_Prompt_
Please give the entries again in full and exactly, without any picture.

_ _ _ _

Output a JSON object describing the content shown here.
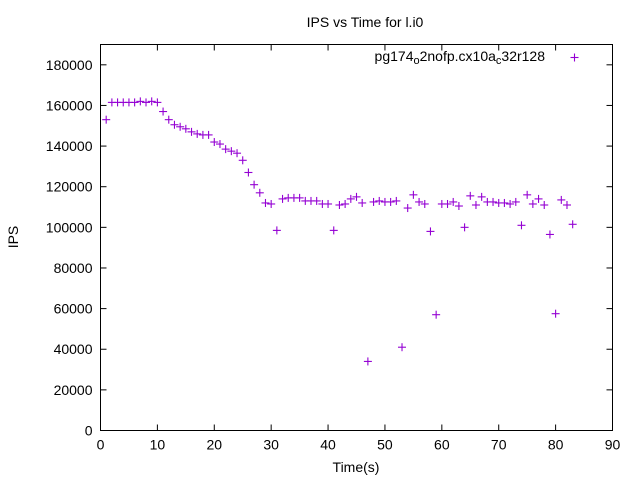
{
  "chart_data": {
    "type": "scatter",
    "title": "IPS vs Time for l.i0",
    "xlabel": "Time(s)",
    "ylabel": "IPS",
    "xlim": [
      0,
      90
    ],
    "ylim": [
      0,
      190000
    ],
    "xticks": [
      0,
      10,
      20,
      30,
      40,
      50,
      60,
      70,
      80,
      90
    ],
    "yticks": [
      0,
      20000,
      40000,
      60000,
      80000,
      100000,
      120000,
      140000,
      160000,
      180000
    ],
    "grid": false,
    "legend_position": "top-right",
    "series": [
      {
        "name_main": "pg174",
        "name_parts": [
          {
            "t": "pg174",
            "sub": false
          },
          {
            "t": "o",
            "sub": true
          },
          {
            "t": "2nofp.cx10a",
            "sub": false
          },
          {
            "t": "c",
            "sub": true
          },
          {
            "t": "32r128",
            "sub": false
          }
        ],
        "color": "#9400d3",
        "marker": "plus",
        "points": [
          [
            1,
            153000
          ],
          [
            2,
            161500
          ],
          [
            3,
            161500
          ],
          [
            4,
            161500
          ],
          [
            5,
            161500
          ],
          [
            6,
            161500
          ],
          [
            7,
            162000
          ],
          [
            8,
            161500
          ],
          [
            9,
            162000
          ],
          [
            10,
            161500
          ],
          [
            11,
            157000
          ],
          [
            12,
            153000
          ],
          [
            13,
            150500
          ],
          [
            14,
            149500
          ],
          [
            15,
            148500
          ],
          [
            16,
            147000
          ],
          [
            17,
            146000
          ],
          [
            18,
            145500
          ],
          [
            19,
            145500
          ],
          [
            20,
            142000
          ],
          [
            21,
            141000
          ],
          [
            22,
            138500
          ],
          [
            23,
            137500
          ],
          [
            24,
            136500
          ],
          [
            25,
            133000
          ],
          [
            26,
            127000
          ],
          [
            27,
            121000
          ],
          [
            28,
            117000
          ],
          [
            29,
            112000
          ],
          [
            30,
            111500
          ],
          [
            31,
            98500
          ],
          [
            32,
            114000
          ],
          [
            33,
            114500
          ],
          [
            34,
            114500
          ],
          [
            35,
            114500
          ],
          [
            36,
            113000
          ],
          [
            37,
            113000
          ],
          [
            38,
            113000
          ],
          [
            39,
            111500
          ],
          [
            40,
            111500
          ],
          [
            41,
            98500
          ],
          [
            42,
            111000
          ],
          [
            43,
            111500
          ],
          [
            44,
            114000
          ],
          [
            45,
            115000
          ],
          [
            46,
            112000
          ],
          [
            47,
            34000
          ],
          [
            48,
            112500
          ],
          [
            49,
            113000
          ],
          [
            50,
            112500
          ],
          [
            51,
            112500
          ],
          [
            52,
            113000
          ],
          [
            53,
            41000
          ],
          [
            54,
            109500
          ],
          [
            55,
            116000
          ],
          [
            56,
            112500
          ],
          [
            57,
            111500
          ],
          [
            58,
            98000
          ],
          [
            59,
            57000
          ],
          [
            60,
            111500
          ],
          [
            61,
            111500
          ],
          [
            62,
            112500
          ],
          [
            63,
            110500
          ],
          [
            64,
            100000
          ],
          [
            65,
            115500
          ],
          [
            66,
            111000
          ],
          [
            67,
            115000
          ],
          [
            68,
            112500
          ],
          [
            69,
            112500
          ],
          [
            70,
            112000
          ],
          [
            71,
            112000
          ],
          [
            72,
            111500
          ],
          [
            73,
            112500
          ],
          [
            74,
            101000
          ],
          [
            75,
            116000
          ],
          [
            76,
            111500
          ],
          [
            77,
            114000
          ],
          [
            78,
            111000
          ],
          [
            79,
            96500
          ],
          [
            80,
            57500
          ],
          [
            81,
            113500
          ],
          [
            82,
            111000
          ],
          [
            83,
            101500
          ]
        ]
      }
    ]
  }
}
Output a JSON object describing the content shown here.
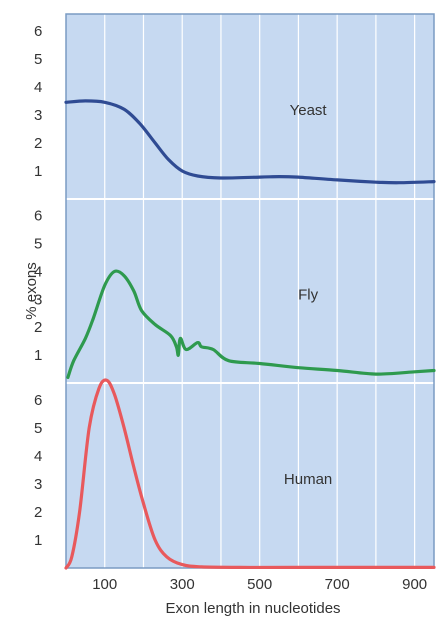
{
  "chart_data": {
    "type": "line",
    "xlabel": "Exon length in nucleotides",
    "ylabel": "% exons",
    "x_ticks": [
      100,
      300,
      500,
      700,
      900
    ],
    "xlim": [
      0,
      950
    ],
    "grid": true,
    "colors": {
      "background": "#c6d9f1",
      "frame": "#7a9bc3",
      "grid": "#ffffff"
    },
    "panels": [
      {
        "label": "Yeast",
        "color": "#2f4b93",
        "ylim": [
          0,
          6.6
        ],
        "y_ticks": [
          1,
          2,
          3,
          4,
          5,
          6
        ],
        "points": [
          [
            0,
            3.45
          ],
          [
            50,
            3.5
          ],
          [
            100,
            3.45
          ],
          [
            150,
            3.2
          ],
          [
            190,
            2.7
          ],
          [
            230,
            2.0
          ],
          [
            265,
            1.4
          ],
          [
            300,
            1.0
          ],
          [
            340,
            0.82
          ],
          [
            400,
            0.75
          ],
          [
            500,
            0.78
          ],
          [
            550,
            0.8
          ],
          [
            600,
            0.78
          ],
          [
            700,
            0.68
          ],
          [
            800,
            0.6
          ],
          [
            860,
            0.58
          ],
          [
            950,
            0.62
          ]
        ]
      },
      {
        "label": "Fly",
        "color": "#2e9a4e",
        "ylim": [
          0,
          6.6
        ],
        "y_ticks": [
          1,
          2,
          3,
          4,
          5,
          6
        ],
        "points": [
          [
            5,
            0.2
          ],
          [
            20,
            0.8
          ],
          [
            50,
            1.6
          ],
          [
            70,
            2.3
          ],
          [
            100,
            3.5
          ],
          [
            125,
            4.0
          ],
          [
            150,
            3.85
          ],
          [
            175,
            3.3
          ],
          [
            195,
            2.6
          ],
          [
            230,
            2.1
          ],
          [
            270,
            1.7
          ],
          [
            285,
            1.3
          ],
          [
            290,
            1.0
          ],
          [
            295,
            1.6
          ],
          [
            310,
            1.2
          ],
          [
            340,
            1.45
          ],
          [
            350,
            1.3
          ],
          [
            380,
            1.2
          ],
          [
            420,
            0.8
          ],
          [
            500,
            0.7
          ],
          [
            600,
            0.55
          ],
          [
            700,
            0.45
          ],
          [
            800,
            0.32
          ],
          [
            900,
            0.4
          ],
          [
            950,
            0.45
          ]
        ]
      },
      {
        "label": "Human",
        "color": "#e8595c",
        "ylim": [
          0,
          6.6
        ],
        "y_ticks": [
          1,
          2,
          3,
          4,
          5,
          6
        ],
        "points": [
          [
            0,
            0
          ],
          [
            15,
            0.4
          ],
          [
            35,
            2.0
          ],
          [
            60,
            5.0
          ],
          [
            85,
            6.4
          ],
          [
            105,
            6.7
          ],
          [
            125,
            6.2
          ],
          [
            150,
            5.0
          ],
          [
            175,
            3.6
          ],
          [
            200,
            2.3
          ],
          [
            230,
            1.0
          ],
          [
            260,
            0.4
          ],
          [
            300,
            0.12
          ],
          [
            350,
            0.04
          ],
          [
            450,
            0.02
          ],
          [
            600,
            0.02
          ],
          [
            950,
            0.02
          ]
        ]
      }
    ]
  }
}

_ _ _ _

_Output_
Output a JSON object describing the content shown here.
{
  "chart_data": {
    "type": "scatter",
    "title": "IPS vs Time for l.i0",
    "xlabel": "Time(s)",
    "ylabel": "IPS",
    "xlim": [
      0,
      90
    ],
    "ylim": [
      0,
      190000
    ],
    "xticks": [
      0,
      10,
      20,
      30,
      40,
      50,
      60,
      70,
      80,
      90
    ],
    "yticks": [
      0,
      20000,
      40000,
      60000,
      80000,
      100000,
      120000,
      140000,
      160000,
      180000
    ],
    "grid": false,
    "legend_position": "top-right",
    "series": [
      {
        "name_main": "pg174",
        "name_parts": [
          {
            "t": "pg174",
            "sub": false
          },
          {
            "t": "o",
            "sub": true
          },
          {
            "t": "2nofp.cx10a",
            "sub": false
          },
          {
            "t": "c",
            "sub": true
          },
          {
            "t": "32r128",
            "sub": false
          }
        ],
        "color": "#9400d3",
        "marker": "plus",
        "points": [
          [
            1,
            153000
          ],
          [
            2,
            161500
          ],
          [
            3,
            161500
          ],
          [
            4,
            161500
          ],
          [
            5,
            161500
          ],
          [
            6,
            161500
          ],
          [
            7,
            162000
          ],
          [
            8,
            161500
          ],
          [
            9,
            162000
          ],
          [
            10,
            161500
          ],
          [
            11,
            157000
          ],
          [
            12,
            153000
          ],
          [
            13,
            150500
          ],
          [
            14,
            149500
          ],
          [
            15,
            148500
          ],
          [
            16,
            147000
          ],
          [
            17,
            146000
          ],
          [
            18,
            145500
          ],
          [
            19,
            145500
          ],
          [
            20,
            142000
          ],
          [
            21,
            141000
          ],
          [
            22,
            138500
          ],
          [
            23,
            137500
          ],
          [
            24,
            136500
          ],
          [
            25,
            133000
          ],
          [
            26,
            127000
          ],
          [
            27,
            121000
          ],
          [
            28,
            117000
          ],
          [
            29,
            112000
          ],
          [
            30,
            111500
          ],
          [
            31,
            98500
          ],
          [
            32,
            114000
          ],
          [
            33,
            114500
          ],
          [
            34,
            114500
          ],
          [
            35,
            114500
          ],
          [
            36,
            113000
          ],
          [
            37,
            113000
          ],
          [
            38,
            113000
          ],
          [
            39,
            111500
          ],
          [
            40,
            111500
          ],
          [
            41,
            98500
          ],
          [
            42,
            111000
          ],
          [
            43,
            111500
          ],
          [
            44,
            114000
          ],
          [
            45,
            115000
          ],
          [
            46,
            112000
          ],
          [
            47,
            34000
          ],
          [
            48,
            112500
          ],
          [
            49,
            113000
          ],
          [
            50,
            112500
          ],
          [
            51,
            112500
          ],
          [
            52,
            113000
          ],
          [
            53,
            41000
          ],
          [
            54,
            109500
          ],
          [
            55,
            116000
          ],
          [
            56,
            112500
          ],
          [
            57,
            111500
          ],
          [
            58,
            98000
          ],
          [
            59,
            57000
          ],
          [
            60,
            111500
          ],
          [
            61,
            111500
          ],
          [
            62,
            112500
          ],
          [
            63,
            110500
          ],
          [
            64,
            100000
          ],
          [
            65,
            115500
          ],
          [
            66,
            111000
          ],
          [
            67,
            115000
          ],
          [
            68,
            112500
          ],
          [
            69,
            112500
          ],
          [
            70,
            112000
          ],
          [
            71,
            112000
          ],
          [
            72,
            111500
          ],
          [
            73,
            112500
          ],
          [
            74,
            101000
          ],
          [
            75,
            116000
          ],
          [
            76,
            111500
          ],
          [
            77,
            114000
          ],
          [
            78,
            111000
          ],
          [
            79,
            96500
          ],
          [
            80,
            57500
          ],
          [
            81,
            113500
          ],
          [
            82,
            111000
          ],
          [
            83,
            101500
          ]
        ]
      }
    ]
  }
}
Output a JSON object describing the content shown here.
{
  "chart_data": {
    "type": "line",
    "xlabel": "Exon length in nucleotides",
    "ylabel": "% exons",
    "x_ticks": [
      100,
      300,
      500,
      700,
      900
    ],
    "xlim": [
      0,
      950
    ],
    "grid": true,
    "colors": {
      "background": "#c6d9f1",
      "frame": "#7a9bc3",
      "grid": "#ffffff"
    },
    "panels": [
      {
        "label": "Yeast",
        "color": "#2f4b93",
        "ylim": [
          0,
          6.6
        ],
        "y_ticks": [
          1,
          2,
          3,
          4,
          5,
          6
        ],
        "points": [
          [
            0,
            3.45
          ],
          [
            50,
            3.5
          ],
          [
            100,
            3.45
          ],
          [
            150,
            3.2
          ],
          [
            190,
            2.7
          ],
          [
            230,
            2.0
          ],
          [
            265,
            1.4
          ],
          [
            300,
            1.0
          ],
          [
            340,
            0.82
          ],
          [
            400,
            0.75
          ],
          [
            500,
            0.78
          ],
          [
            550,
            0.8
          ],
          [
            600,
            0.78
          ],
          [
            700,
            0.68
          ],
          [
            800,
            0.6
          ],
          [
            860,
            0.58
          ],
          [
            950,
            0.62
          ]
        ]
      },
      {
        "label": "Fly",
        "color": "#2e9a4e",
        "ylim": [
          0,
          6.6
        ],
        "y_ticks": [
          1,
          2,
          3,
          4,
          5,
          6
        ],
        "points": [
          [
            5,
            0.2
          ],
          [
            20,
            0.8
          ],
          [
            50,
            1.6
          ],
          [
            70,
            2.3
          ],
          [
            100,
            3.5
          ],
          [
            125,
            4.0
          ],
          [
            150,
            3.85
          ],
          [
            175,
            3.3
          ],
          [
            195,
            2.6
          ],
          [
            230,
            2.1
          ],
          [
            270,
            1.7
          ],
          [
            285,
            1.3
          ],
          [
            290,
            1.0
          ],
          [
            295,
            1.6
          ],
          [
            310,
            1.2
          ],
          [
            340,
            1.45
          ],
          [
            350,
            1.3
          ],
          [
            380,
            1.2
          ],
          [
            420,
            0.8
          ],
          [
            500,
            0.7
          ],
          [
            600,
            0.55
          ],
          [
            700,
            0.45
          ],
          [
            800,
            0.32
          ],
          [
            900,
            0.4
          ],
          [
            950,
            0.45
          ]
        ]
      },
      {
        "label": "Human",
        "color": "#e8595c",
        "ylim": [
          0,
          6.6
        ],
        "y_ticks": [
          1,
          2,
          3,
          4,
          5,
          6
        ],
        "points": [
          [
            0,
            0
          ],
          [
            15,
            0.4
          ],
          [
            35,
            2.0
          ],
          [
            60,
            5.0
          ],
          [
            85,
            6.4
          ],
          [
            105,
            6.7
          ],
          [
            125,
            6.2
          ],
          [
            150,
            5.0
          ],
          [
            175,
            3.6
          ],
          [
            200,
            2.3
          ],
          [
            230,
            1.0
          ],
          [
            260,
            0.4
          ],
          [
            300,
            0.12
          ],
          [
            350,
            0.04
          ],
          [
            450,
            0.02
          ],
          [
            600,
            0.02
          ],
          [
            950,
            0.02
          ]
        ]
      }
    ]
  }
}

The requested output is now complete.